■ **Your objective**:
Gather all lines with "frac" from the records.

■ **Records for the task**:
▼

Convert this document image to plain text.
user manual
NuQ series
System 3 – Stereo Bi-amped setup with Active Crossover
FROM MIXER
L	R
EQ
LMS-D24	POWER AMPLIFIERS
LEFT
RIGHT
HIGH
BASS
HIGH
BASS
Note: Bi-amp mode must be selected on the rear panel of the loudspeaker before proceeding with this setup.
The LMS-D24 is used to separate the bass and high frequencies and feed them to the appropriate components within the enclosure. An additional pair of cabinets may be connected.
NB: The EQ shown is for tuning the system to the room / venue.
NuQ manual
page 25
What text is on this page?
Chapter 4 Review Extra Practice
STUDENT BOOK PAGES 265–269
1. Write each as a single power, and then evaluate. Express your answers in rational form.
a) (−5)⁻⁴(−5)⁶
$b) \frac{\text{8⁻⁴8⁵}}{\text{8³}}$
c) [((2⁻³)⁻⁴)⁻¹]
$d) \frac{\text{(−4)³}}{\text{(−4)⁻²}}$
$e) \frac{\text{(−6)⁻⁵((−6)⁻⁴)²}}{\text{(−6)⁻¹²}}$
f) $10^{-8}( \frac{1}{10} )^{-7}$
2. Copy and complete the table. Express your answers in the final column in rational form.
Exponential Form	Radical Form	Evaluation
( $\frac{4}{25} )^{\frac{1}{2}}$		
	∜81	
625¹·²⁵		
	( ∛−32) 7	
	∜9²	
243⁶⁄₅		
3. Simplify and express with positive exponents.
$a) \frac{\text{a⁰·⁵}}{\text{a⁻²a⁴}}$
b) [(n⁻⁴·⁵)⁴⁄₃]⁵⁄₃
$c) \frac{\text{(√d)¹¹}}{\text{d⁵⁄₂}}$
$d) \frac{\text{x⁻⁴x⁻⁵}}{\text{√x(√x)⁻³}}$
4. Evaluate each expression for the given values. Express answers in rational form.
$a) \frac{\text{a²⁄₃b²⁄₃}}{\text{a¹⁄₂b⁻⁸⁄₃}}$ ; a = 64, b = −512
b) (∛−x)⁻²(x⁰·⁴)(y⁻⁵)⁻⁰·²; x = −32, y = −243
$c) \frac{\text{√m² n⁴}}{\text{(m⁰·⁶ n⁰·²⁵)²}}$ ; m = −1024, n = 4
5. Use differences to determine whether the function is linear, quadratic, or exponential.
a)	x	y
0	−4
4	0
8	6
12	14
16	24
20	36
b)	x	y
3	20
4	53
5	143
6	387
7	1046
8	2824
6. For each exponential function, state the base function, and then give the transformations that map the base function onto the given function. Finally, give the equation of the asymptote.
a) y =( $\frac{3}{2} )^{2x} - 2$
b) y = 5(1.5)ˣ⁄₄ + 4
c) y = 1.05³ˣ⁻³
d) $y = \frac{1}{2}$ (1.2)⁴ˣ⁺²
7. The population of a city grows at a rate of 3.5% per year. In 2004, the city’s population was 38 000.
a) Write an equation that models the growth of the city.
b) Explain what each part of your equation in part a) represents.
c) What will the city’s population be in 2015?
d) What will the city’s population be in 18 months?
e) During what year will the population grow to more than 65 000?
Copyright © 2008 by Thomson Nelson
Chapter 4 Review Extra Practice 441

▲

■ **Task answer**:
$b) \frac{\text{8⁻⁴8⁵}}{\text{8³}}$
$d) \frac{\text{(−4)³}}{\text{(−4)⁻²}}$
$e) \frac{\text{(−6)⁻⁵((−6)⁻⁴)²}}{\text{(−6)⁻¹²}}$
f) $10^{-8}( \frac{1}{10} )^{-7}$
( $\frac{4}{25} )^{\frac{1}{2}}$		
$a) \frac{\text{a⁰·⁵}}{\text{a⁻²a⁴}}$
$c) \frac{\text{(√d)¹¹}}{\text{d⁵⁄₂}}$
$d) \frac{\text{x⁻⁴x⁻⁵}}{\text{√x(√x)⁻³}}$
$a) \frac{\text{a²⁄₃b²⁄₃}}{\text{a¹⁄₂b⁻⁸⁄₃}}$ ; a = 64, b = −512
$c) \frac{\text{√m² n⁴}}{\text{(m⁰·⁶ n⁰·²⁵)²}}$ ; m = −1024, n = 4
a) y =( $\frac{3}{2} )^{2x} - 2$
d) $y = \frac{1}{2}$ (1.2)⁴ˣ⁺²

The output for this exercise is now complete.